▽
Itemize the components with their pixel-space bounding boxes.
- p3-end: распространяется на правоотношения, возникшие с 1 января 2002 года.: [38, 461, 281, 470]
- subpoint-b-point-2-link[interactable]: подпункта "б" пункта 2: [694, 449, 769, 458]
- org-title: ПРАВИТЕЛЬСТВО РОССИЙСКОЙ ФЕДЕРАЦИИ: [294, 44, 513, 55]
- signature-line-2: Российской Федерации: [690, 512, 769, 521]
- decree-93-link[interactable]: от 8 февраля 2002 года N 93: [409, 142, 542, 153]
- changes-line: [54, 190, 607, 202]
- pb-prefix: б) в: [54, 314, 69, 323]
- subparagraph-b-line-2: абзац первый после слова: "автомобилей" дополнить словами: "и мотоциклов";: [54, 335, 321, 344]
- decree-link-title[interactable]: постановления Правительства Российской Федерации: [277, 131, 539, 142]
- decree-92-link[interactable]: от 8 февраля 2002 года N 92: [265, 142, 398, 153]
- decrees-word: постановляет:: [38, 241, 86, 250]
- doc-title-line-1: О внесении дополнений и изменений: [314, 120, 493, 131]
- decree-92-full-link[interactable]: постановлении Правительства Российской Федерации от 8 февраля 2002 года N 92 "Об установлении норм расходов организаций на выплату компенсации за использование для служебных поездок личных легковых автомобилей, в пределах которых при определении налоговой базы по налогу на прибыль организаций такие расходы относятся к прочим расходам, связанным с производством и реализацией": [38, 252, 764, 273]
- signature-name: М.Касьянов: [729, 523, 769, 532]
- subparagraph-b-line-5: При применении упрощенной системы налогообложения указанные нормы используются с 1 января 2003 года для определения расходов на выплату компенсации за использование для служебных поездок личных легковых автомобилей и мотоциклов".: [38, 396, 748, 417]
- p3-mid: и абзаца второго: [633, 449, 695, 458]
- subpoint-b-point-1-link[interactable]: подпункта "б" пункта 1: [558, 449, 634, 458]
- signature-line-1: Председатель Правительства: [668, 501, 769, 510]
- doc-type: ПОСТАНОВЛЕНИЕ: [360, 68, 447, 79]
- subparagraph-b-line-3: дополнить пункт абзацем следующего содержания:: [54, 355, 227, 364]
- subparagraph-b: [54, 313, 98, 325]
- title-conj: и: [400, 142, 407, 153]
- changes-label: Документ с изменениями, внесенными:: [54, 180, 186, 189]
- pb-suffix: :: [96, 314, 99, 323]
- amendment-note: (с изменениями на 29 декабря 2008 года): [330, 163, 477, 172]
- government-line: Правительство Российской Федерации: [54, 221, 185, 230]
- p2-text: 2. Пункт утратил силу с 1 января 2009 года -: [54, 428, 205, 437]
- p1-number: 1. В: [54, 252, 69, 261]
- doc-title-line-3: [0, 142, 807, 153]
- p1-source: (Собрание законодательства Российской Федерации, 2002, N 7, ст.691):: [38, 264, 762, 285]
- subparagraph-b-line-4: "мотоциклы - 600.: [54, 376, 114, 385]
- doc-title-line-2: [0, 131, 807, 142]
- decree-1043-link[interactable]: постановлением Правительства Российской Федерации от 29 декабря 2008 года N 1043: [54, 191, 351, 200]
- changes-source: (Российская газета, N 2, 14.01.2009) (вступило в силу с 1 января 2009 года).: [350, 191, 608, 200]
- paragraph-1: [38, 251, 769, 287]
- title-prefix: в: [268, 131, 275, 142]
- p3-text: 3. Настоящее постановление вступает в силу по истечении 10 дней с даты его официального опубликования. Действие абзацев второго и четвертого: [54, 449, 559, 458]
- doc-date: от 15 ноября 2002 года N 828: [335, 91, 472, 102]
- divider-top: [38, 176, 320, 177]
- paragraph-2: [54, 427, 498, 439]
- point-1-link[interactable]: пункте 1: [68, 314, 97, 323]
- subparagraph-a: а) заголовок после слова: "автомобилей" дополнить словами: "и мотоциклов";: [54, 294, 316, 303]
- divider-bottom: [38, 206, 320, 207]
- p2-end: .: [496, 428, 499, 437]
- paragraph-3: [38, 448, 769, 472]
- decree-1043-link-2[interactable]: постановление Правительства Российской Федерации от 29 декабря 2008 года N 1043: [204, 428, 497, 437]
△
▽
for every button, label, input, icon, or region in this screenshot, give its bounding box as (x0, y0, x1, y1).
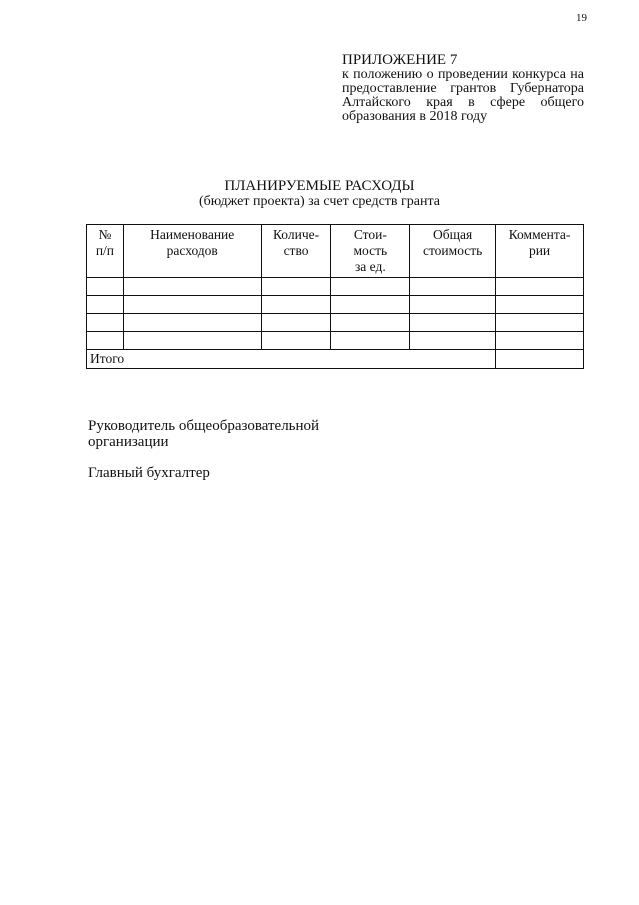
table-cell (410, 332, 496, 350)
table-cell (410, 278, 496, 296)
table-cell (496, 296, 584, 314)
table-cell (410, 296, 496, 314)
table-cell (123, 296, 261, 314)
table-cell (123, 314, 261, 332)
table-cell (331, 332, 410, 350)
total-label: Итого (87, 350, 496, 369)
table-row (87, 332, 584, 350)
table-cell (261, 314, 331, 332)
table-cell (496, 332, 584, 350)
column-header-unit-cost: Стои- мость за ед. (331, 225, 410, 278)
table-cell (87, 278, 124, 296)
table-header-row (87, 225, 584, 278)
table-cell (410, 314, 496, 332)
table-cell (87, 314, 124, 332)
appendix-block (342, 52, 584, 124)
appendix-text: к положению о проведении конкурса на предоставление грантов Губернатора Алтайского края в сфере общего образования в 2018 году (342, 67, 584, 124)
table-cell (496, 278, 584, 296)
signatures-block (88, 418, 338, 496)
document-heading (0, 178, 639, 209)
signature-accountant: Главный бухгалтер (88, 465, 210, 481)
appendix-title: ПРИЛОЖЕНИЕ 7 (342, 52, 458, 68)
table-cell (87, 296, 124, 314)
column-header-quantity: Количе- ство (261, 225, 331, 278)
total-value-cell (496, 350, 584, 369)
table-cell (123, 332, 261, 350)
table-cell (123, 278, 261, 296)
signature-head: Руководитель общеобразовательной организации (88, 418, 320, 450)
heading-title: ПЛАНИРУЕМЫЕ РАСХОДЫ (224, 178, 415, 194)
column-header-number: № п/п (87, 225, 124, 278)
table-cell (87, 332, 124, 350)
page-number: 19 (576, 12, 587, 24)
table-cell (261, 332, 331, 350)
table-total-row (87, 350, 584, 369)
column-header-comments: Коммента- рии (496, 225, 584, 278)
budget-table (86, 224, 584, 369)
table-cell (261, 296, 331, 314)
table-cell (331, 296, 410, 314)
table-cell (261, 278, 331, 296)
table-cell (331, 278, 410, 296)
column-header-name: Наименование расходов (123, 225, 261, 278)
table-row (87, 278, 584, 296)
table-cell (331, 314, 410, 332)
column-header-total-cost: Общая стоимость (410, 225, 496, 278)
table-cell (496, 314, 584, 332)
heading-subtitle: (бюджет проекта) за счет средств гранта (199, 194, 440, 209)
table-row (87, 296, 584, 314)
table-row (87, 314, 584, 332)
△
§ What this task involves: Print everything from the line containing "Itemize the components" down to the line containing "- pb-prefix: б) в: [54, 314, 69, 323]" in the records above, unchanged and including both of those lines.

§ Finished exercise:
Itemize the components with their pixel-space bounding boxes.
- p3-end: распространяется на правоотношения, возникшие с 1 января 2002 года.: [38, 461, 281, 470]
- subpoint-b-point-2-link[interactable]: подпункта "б" пункта 2: [694, 449, 769, 458]
- org-title: ПРАВИТЕЛЬСТВО РОССИЙСКОЙ ФЕДЕРАЦИИ: [294, 44, 513, 55]
- signature-line-2: Российской Федерации: [690, 512, 769, 521]
- decree-93-link[interactable]: от 8 февраля 2002 года N 93: [409, 142, 542, 153]
- changes-line: [54, 190, 607, 202]
- pb-prefix: б) в: [54, 314, 69, 323]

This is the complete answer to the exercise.